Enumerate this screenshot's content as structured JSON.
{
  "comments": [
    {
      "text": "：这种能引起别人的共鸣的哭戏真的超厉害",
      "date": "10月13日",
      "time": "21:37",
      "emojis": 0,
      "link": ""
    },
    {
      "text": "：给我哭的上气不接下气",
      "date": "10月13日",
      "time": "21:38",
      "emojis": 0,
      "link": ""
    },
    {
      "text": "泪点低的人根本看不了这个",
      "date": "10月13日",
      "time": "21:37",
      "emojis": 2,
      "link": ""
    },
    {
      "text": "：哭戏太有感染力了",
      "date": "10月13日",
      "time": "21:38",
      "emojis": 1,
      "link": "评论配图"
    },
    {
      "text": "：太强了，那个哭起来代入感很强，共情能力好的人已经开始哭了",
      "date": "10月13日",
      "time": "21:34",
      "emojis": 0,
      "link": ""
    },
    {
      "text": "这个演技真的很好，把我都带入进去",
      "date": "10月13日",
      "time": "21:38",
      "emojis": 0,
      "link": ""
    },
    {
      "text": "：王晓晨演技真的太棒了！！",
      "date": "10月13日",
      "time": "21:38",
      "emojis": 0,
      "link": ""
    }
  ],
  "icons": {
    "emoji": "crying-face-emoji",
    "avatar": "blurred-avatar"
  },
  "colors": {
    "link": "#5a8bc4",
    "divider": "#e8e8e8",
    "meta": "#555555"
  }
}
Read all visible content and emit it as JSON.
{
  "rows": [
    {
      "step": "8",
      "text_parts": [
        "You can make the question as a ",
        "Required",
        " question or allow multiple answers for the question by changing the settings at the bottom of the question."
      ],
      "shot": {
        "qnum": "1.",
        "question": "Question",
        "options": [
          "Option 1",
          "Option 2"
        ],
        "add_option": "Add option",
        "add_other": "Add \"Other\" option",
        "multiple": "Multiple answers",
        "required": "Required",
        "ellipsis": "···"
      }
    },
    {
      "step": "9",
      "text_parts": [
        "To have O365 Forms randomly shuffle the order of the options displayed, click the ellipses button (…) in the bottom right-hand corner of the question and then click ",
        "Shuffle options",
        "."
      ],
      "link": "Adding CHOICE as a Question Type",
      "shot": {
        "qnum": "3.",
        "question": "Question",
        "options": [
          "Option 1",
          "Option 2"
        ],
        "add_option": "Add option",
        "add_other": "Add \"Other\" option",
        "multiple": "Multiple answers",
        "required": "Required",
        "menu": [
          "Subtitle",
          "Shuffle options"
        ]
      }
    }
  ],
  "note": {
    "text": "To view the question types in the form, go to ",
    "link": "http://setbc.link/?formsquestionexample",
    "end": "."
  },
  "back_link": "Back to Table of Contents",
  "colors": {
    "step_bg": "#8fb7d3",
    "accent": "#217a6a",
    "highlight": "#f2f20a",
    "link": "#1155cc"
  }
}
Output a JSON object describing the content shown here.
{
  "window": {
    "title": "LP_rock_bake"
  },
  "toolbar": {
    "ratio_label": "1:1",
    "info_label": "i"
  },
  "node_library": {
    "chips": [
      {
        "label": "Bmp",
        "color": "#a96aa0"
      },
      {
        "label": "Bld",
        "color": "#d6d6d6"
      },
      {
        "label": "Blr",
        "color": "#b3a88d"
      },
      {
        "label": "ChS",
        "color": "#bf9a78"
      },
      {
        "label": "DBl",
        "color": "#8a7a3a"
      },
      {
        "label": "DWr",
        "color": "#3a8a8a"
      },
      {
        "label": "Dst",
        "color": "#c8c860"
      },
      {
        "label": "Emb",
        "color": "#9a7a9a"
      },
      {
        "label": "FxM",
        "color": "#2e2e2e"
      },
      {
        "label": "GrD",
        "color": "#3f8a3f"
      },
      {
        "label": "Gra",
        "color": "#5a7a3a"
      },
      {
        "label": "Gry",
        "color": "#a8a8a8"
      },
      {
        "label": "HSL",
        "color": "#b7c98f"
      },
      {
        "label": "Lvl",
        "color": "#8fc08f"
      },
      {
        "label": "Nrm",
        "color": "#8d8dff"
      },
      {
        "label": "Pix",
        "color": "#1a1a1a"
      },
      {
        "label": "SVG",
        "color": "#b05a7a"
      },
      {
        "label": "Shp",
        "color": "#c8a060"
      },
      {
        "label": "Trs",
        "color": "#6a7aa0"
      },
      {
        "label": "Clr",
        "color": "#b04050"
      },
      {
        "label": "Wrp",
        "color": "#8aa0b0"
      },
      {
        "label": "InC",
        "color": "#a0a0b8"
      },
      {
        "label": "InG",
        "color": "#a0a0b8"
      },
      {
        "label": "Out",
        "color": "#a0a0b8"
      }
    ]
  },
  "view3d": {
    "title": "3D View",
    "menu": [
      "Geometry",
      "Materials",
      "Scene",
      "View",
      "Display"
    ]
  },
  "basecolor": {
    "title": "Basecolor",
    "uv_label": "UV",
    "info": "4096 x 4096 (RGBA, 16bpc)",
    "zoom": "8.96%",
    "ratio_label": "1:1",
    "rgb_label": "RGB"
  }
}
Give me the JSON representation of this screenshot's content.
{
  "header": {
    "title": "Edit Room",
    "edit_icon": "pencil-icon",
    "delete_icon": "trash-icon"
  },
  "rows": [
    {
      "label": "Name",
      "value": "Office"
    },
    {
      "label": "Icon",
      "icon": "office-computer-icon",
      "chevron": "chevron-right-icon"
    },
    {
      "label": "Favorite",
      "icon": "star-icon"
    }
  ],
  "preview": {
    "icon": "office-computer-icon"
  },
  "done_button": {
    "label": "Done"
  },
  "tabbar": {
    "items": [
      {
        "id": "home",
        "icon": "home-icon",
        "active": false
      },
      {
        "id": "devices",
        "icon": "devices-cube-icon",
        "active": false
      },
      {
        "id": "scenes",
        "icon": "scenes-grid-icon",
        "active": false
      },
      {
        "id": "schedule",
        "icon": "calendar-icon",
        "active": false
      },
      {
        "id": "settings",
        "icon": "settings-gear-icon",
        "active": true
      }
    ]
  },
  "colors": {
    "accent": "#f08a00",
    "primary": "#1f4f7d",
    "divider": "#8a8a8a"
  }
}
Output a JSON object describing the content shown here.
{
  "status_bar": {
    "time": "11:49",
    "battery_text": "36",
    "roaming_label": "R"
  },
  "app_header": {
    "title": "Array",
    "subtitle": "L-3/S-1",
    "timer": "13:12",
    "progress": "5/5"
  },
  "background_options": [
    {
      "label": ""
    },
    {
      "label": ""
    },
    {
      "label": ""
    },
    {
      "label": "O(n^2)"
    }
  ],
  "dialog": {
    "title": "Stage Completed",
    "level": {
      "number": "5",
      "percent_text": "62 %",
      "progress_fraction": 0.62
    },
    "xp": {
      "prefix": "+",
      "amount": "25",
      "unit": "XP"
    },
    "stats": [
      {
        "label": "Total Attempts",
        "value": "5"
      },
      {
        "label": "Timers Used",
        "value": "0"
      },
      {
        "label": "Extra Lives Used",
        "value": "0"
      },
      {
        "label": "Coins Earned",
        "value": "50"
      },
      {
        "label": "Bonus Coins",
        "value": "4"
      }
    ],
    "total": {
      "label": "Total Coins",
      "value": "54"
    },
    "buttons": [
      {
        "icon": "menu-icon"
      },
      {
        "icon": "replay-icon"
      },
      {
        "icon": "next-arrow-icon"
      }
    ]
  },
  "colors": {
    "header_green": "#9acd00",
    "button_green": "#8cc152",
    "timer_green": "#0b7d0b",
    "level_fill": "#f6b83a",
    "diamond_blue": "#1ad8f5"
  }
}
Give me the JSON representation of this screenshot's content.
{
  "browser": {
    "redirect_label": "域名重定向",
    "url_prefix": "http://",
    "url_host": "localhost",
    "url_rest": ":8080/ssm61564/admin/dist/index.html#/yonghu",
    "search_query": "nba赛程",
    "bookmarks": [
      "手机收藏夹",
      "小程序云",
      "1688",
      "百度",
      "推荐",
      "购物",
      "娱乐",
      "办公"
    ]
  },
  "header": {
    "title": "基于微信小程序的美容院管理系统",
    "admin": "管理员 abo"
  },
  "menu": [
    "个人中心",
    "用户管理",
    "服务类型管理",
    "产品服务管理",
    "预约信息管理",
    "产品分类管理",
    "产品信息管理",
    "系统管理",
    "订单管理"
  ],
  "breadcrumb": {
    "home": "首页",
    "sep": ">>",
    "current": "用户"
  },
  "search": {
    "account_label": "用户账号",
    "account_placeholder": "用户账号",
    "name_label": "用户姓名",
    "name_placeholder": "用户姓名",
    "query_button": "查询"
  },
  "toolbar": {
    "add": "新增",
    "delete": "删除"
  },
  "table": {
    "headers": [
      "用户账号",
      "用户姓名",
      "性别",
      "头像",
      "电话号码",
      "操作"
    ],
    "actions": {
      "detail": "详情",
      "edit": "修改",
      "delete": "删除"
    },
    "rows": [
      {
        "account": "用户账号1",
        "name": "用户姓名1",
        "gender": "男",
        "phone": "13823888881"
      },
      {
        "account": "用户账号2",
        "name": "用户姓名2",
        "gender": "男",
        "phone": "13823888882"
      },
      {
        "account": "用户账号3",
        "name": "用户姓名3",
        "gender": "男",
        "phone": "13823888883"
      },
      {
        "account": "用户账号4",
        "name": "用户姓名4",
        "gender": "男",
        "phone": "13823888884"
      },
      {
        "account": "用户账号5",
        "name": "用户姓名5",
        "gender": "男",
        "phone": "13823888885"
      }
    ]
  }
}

● ● ● ● ● ● ●

§ Problem statement
Collect each line above holding the string "Used".

§ Response to the task
        "label": "Timers Used",
        "label": "Extra Lives Used",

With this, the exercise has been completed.